» **Given data**:
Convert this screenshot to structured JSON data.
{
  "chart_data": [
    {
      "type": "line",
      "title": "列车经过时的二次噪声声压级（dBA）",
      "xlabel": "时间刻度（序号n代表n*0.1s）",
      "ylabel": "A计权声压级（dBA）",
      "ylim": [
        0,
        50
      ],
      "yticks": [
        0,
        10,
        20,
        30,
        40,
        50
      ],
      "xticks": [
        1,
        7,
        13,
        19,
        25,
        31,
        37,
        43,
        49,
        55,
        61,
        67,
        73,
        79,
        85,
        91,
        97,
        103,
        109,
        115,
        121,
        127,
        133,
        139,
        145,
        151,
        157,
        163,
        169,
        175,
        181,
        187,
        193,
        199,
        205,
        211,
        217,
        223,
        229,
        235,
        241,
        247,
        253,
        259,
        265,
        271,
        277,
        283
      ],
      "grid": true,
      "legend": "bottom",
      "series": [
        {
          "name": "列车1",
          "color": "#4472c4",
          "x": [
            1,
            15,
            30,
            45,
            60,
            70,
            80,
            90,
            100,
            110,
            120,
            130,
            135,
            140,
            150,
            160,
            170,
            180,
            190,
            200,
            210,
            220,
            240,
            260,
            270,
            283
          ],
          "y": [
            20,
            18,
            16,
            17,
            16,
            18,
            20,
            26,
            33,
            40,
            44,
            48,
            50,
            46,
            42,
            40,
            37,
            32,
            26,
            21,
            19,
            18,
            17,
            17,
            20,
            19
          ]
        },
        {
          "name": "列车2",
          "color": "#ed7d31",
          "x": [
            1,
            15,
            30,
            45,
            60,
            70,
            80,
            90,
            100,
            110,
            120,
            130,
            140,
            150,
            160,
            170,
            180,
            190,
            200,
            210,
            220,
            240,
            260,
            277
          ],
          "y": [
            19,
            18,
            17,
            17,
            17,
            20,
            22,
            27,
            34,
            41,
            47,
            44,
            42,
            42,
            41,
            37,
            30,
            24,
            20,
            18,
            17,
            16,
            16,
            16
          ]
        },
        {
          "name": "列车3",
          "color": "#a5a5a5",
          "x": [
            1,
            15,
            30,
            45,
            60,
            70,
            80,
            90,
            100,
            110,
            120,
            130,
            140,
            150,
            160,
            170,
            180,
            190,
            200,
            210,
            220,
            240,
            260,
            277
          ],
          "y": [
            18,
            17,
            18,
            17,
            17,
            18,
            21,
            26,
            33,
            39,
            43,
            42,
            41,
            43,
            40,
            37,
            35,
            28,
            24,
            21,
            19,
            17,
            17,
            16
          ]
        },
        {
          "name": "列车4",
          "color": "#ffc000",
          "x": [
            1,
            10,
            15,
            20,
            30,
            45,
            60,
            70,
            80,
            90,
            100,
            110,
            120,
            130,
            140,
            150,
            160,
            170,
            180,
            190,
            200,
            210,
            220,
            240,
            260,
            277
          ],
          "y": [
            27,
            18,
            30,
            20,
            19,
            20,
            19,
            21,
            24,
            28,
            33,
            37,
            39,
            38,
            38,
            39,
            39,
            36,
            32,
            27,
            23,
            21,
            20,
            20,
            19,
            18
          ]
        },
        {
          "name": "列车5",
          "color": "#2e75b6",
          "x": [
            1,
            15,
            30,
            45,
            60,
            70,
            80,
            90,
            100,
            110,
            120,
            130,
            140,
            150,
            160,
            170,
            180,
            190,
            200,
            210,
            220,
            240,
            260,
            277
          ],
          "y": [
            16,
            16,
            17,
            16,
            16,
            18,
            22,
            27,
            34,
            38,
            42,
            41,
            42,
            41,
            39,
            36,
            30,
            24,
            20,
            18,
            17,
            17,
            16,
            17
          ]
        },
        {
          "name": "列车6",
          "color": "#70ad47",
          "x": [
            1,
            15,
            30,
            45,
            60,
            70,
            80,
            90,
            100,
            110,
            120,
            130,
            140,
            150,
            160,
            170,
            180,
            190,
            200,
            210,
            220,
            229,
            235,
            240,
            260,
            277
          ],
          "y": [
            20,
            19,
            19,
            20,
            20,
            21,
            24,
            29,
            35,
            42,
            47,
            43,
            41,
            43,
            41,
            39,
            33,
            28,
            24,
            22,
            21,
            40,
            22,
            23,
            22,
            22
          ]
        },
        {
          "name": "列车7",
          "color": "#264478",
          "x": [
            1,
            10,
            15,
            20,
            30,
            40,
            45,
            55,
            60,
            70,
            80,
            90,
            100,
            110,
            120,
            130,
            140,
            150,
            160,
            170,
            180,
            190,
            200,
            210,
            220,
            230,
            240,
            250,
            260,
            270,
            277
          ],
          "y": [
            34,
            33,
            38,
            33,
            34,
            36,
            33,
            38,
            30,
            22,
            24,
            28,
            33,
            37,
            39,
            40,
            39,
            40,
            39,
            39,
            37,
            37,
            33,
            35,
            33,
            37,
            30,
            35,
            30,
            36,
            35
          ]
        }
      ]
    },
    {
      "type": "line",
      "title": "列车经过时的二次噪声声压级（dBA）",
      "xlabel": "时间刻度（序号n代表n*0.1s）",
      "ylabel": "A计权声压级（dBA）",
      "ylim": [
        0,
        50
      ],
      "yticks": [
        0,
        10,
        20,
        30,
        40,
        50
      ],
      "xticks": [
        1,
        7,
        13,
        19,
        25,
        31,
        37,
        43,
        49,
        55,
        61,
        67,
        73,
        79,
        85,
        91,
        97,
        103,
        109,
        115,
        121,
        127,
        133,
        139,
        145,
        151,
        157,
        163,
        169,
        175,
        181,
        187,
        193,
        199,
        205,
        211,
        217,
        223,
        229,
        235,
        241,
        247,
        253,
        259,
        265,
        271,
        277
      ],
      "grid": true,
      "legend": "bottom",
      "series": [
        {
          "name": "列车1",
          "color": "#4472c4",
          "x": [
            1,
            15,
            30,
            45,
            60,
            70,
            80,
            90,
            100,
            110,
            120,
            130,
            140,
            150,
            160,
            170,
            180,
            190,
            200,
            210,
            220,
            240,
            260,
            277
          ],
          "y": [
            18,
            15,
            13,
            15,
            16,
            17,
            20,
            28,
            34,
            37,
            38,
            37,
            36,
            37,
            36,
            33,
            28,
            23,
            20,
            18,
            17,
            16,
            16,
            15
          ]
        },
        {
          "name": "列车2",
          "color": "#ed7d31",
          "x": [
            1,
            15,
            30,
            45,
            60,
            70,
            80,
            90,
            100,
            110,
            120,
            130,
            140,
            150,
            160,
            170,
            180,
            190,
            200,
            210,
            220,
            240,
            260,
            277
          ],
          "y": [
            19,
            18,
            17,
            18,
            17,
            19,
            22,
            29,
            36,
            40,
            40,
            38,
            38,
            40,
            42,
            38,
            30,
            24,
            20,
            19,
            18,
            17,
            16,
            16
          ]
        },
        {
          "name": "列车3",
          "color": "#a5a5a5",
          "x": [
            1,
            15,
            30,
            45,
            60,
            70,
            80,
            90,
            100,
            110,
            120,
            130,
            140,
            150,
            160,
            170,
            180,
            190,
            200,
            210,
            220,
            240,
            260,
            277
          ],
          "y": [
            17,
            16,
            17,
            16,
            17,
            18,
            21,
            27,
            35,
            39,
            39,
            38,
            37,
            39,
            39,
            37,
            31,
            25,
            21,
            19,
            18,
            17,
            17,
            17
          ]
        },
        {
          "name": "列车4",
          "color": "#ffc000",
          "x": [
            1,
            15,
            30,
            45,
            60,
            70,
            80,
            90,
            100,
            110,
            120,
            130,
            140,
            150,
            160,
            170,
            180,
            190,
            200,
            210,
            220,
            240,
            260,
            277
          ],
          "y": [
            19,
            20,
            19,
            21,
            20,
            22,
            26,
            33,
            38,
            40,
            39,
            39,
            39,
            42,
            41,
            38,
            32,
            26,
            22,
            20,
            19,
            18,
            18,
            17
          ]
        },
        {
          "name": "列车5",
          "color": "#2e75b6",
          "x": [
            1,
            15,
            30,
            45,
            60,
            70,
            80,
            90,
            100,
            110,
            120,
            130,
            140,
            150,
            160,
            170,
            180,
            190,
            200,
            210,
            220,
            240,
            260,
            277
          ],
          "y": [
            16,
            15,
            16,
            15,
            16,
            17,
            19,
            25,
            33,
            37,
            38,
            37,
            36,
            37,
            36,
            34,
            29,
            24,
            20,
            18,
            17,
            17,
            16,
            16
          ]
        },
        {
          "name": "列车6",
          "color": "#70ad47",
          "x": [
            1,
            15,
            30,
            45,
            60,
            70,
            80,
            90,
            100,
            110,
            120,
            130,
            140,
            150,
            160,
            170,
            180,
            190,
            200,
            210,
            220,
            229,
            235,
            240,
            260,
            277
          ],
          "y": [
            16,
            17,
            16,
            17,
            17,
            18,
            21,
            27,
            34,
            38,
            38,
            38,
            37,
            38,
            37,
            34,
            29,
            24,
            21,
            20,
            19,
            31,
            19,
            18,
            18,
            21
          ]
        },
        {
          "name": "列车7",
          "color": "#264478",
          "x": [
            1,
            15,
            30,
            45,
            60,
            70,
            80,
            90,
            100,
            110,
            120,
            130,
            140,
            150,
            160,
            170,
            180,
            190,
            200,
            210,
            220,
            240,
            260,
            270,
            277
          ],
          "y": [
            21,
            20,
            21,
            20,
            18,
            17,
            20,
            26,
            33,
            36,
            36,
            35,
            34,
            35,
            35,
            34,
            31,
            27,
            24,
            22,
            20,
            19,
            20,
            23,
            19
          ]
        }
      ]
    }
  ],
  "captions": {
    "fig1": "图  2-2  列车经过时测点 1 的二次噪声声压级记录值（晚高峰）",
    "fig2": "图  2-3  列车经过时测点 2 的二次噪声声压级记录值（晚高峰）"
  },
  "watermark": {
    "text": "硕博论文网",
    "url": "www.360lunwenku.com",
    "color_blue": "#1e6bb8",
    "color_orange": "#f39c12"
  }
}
---
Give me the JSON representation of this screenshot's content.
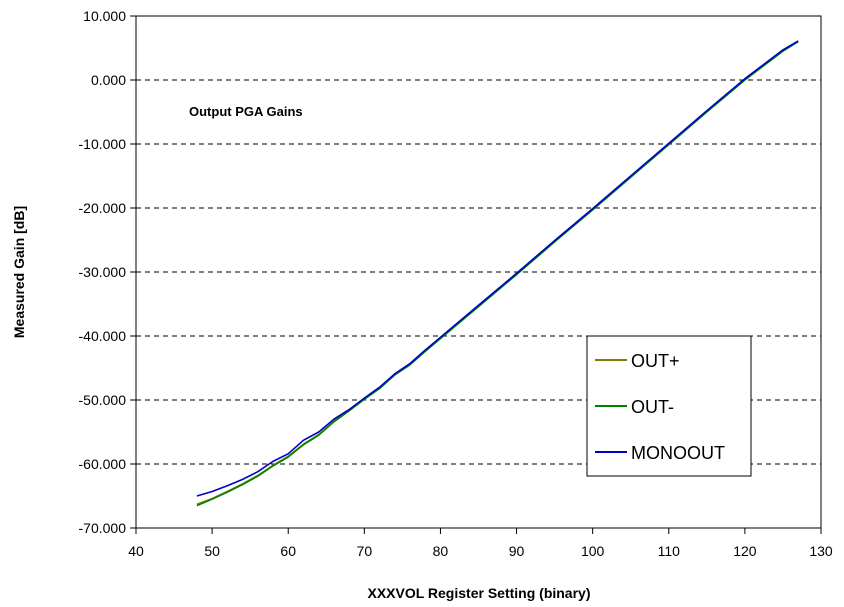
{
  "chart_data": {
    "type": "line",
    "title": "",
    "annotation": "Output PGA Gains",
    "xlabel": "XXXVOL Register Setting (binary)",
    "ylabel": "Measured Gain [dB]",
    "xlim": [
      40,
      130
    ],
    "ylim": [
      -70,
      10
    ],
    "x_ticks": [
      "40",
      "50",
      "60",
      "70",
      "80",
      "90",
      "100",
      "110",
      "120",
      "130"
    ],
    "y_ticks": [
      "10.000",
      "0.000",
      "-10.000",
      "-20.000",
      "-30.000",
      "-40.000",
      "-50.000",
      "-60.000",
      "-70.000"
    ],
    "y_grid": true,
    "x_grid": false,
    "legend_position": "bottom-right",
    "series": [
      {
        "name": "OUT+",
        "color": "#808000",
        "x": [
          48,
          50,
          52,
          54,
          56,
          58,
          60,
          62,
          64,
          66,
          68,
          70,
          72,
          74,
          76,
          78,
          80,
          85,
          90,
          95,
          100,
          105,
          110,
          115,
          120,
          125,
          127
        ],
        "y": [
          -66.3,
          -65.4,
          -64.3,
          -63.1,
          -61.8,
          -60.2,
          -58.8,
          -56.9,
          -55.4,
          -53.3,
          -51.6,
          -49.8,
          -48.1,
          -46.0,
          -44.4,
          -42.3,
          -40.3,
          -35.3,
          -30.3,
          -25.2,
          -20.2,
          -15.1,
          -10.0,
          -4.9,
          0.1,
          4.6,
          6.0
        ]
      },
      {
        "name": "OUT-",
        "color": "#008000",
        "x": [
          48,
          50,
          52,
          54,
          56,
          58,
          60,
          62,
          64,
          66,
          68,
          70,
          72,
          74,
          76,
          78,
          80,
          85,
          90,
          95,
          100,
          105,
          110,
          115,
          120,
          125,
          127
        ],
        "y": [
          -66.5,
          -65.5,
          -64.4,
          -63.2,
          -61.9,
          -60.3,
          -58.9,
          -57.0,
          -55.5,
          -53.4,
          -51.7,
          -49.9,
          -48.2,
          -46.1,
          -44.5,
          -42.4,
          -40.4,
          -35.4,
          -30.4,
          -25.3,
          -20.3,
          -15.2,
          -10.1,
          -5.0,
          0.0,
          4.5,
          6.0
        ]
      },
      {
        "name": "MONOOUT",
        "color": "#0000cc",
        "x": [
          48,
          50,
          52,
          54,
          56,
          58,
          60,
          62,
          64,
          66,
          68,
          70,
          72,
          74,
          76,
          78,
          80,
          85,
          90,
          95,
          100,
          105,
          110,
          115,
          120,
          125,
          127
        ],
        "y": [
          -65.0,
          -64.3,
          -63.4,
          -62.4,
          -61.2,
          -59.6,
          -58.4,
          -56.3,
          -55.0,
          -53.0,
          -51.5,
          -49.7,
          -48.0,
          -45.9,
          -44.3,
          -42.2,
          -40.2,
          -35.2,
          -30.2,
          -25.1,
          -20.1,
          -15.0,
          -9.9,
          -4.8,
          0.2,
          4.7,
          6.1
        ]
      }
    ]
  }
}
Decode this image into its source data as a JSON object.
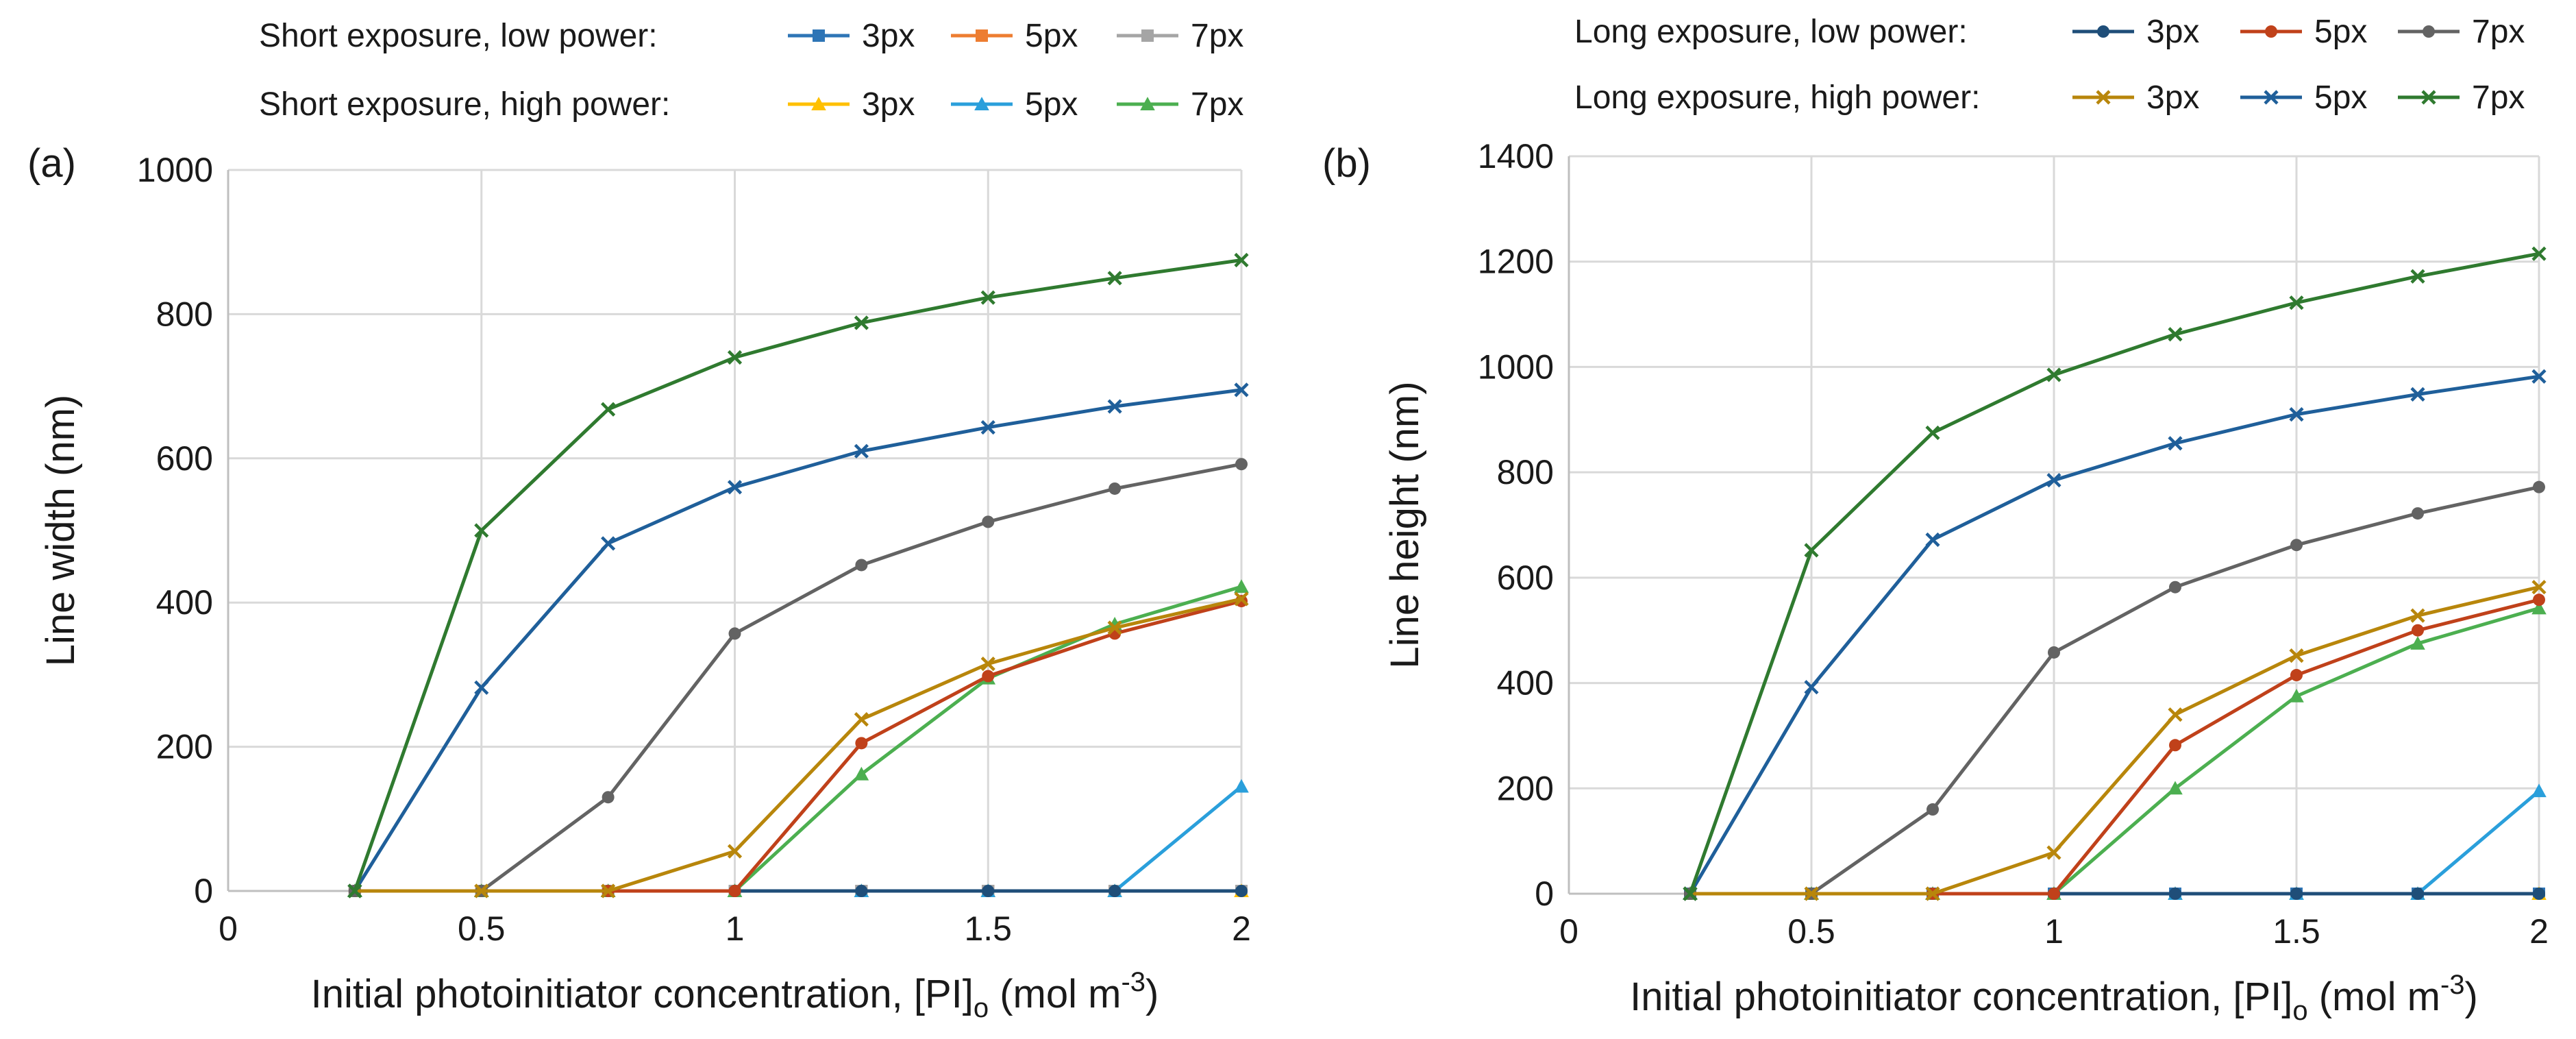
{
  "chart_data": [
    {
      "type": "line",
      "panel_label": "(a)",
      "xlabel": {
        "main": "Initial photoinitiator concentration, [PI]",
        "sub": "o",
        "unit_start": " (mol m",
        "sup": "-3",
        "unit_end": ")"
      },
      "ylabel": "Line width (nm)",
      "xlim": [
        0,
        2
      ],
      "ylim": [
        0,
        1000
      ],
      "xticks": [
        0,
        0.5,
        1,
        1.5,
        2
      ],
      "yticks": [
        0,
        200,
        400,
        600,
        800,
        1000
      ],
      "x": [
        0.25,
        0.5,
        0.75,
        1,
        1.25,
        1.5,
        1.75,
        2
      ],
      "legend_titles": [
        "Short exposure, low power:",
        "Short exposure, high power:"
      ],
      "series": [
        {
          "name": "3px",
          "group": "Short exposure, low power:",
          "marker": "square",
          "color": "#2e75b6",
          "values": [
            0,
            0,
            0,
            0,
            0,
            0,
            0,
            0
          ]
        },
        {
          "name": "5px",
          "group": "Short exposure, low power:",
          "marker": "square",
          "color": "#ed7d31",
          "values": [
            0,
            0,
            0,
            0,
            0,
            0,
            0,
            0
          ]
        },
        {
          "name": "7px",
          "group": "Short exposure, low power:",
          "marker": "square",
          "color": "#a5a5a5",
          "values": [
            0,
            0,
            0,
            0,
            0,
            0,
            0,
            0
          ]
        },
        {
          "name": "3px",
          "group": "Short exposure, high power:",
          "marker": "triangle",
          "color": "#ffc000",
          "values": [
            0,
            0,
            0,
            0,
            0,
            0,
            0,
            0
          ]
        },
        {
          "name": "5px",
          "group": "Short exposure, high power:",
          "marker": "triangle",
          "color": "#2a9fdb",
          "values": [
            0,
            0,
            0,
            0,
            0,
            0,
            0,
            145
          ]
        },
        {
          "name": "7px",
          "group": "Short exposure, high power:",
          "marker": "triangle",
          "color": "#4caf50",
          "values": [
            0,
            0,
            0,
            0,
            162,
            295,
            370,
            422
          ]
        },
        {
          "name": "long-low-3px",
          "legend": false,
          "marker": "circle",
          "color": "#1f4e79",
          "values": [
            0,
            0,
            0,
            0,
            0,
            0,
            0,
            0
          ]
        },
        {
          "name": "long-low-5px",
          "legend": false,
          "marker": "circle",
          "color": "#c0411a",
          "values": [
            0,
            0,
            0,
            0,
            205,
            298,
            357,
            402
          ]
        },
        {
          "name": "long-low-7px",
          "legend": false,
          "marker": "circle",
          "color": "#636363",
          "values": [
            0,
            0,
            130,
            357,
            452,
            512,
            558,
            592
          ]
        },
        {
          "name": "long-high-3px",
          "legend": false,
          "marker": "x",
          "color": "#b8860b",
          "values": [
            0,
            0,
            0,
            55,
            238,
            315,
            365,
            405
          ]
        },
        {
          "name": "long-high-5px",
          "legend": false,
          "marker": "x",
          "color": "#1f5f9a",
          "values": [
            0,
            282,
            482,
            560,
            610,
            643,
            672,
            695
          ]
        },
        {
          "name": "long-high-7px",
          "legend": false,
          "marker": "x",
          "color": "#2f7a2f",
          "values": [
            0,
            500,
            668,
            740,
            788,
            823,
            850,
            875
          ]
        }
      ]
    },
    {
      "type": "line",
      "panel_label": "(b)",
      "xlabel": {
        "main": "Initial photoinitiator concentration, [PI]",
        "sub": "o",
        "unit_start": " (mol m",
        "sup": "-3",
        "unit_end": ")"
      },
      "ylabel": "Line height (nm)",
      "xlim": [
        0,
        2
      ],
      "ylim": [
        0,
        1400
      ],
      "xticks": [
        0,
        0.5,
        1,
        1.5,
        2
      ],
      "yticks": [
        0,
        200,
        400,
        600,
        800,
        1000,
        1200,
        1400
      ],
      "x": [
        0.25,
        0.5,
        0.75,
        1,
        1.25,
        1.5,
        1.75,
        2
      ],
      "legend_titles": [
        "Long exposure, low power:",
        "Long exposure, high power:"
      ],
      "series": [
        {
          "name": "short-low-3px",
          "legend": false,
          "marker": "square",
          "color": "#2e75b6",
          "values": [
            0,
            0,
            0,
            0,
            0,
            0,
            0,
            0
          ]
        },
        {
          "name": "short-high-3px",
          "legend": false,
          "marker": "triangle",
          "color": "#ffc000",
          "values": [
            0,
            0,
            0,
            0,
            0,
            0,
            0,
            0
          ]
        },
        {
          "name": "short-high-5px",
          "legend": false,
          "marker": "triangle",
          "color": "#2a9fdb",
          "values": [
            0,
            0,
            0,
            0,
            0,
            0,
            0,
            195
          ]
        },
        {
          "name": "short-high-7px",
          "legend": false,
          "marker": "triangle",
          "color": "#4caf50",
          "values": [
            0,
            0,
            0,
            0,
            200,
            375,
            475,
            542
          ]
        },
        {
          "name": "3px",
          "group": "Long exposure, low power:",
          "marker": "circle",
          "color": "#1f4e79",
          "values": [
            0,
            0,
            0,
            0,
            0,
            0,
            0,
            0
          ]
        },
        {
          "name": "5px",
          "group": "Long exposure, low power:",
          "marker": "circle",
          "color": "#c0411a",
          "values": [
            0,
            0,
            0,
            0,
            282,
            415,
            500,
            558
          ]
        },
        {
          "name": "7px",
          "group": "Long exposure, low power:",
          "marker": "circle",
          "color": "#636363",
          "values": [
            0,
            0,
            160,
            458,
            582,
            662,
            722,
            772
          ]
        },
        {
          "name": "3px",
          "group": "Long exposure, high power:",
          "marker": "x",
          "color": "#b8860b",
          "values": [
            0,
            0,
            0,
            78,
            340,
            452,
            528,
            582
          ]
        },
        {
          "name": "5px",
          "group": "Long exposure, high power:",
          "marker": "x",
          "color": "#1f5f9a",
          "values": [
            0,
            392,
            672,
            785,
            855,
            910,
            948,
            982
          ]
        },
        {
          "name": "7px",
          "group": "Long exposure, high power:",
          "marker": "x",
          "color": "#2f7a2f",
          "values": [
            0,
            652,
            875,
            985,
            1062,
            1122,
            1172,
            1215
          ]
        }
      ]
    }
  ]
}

» **Set task**: Make a copy of each line that contains the string "列车经过时测点".

» **Exercise response**:
    "fig1": "图  2-2  列车经过时测点 1 的二次噪声声压级记录值（晚高峰）",
    "fig2": "图  2-3  列车经过时测点 2 的二次噪声声压级记录值（晚高峰）"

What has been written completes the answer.